Data records
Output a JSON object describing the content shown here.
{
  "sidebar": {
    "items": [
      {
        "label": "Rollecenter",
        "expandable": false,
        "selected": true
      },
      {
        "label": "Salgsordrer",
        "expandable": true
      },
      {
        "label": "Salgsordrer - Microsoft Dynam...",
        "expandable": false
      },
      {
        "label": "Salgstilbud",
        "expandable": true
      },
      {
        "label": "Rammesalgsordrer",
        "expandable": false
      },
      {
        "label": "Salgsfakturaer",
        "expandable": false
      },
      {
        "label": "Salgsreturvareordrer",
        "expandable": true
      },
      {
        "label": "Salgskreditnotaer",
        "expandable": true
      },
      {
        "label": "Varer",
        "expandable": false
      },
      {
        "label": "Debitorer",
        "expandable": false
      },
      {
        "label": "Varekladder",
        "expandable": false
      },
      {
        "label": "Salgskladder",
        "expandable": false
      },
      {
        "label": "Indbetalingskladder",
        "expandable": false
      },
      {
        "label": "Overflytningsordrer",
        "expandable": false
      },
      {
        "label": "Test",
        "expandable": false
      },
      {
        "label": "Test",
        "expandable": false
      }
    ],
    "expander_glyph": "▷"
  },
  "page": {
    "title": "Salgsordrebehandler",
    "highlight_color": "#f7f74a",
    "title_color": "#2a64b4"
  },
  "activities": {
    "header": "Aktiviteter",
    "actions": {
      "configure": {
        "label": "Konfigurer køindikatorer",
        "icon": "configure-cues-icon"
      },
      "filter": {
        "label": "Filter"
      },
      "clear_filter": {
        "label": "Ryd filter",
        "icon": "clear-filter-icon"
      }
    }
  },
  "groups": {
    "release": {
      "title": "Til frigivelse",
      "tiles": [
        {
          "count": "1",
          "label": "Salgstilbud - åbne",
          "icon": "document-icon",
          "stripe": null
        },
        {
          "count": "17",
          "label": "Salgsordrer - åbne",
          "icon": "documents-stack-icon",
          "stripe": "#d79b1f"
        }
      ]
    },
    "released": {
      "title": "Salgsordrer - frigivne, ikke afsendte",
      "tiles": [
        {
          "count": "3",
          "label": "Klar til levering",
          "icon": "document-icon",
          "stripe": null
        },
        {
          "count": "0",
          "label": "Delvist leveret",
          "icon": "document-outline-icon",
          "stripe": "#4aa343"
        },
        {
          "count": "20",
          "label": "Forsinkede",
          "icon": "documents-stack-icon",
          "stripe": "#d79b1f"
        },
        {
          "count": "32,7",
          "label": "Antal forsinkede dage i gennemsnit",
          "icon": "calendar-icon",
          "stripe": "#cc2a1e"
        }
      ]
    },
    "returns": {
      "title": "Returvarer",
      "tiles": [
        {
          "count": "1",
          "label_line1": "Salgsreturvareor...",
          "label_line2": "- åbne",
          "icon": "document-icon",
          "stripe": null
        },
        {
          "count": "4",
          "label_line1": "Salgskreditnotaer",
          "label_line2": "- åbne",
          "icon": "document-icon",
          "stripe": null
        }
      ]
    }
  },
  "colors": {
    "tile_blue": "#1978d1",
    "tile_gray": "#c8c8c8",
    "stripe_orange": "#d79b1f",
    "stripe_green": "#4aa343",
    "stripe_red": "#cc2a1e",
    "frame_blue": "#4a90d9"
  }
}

■ Required work: Say how many lines in this listing hold the string "Salgskreditnotaer", giving the count and nothing more.

■ Solution to the problem: 2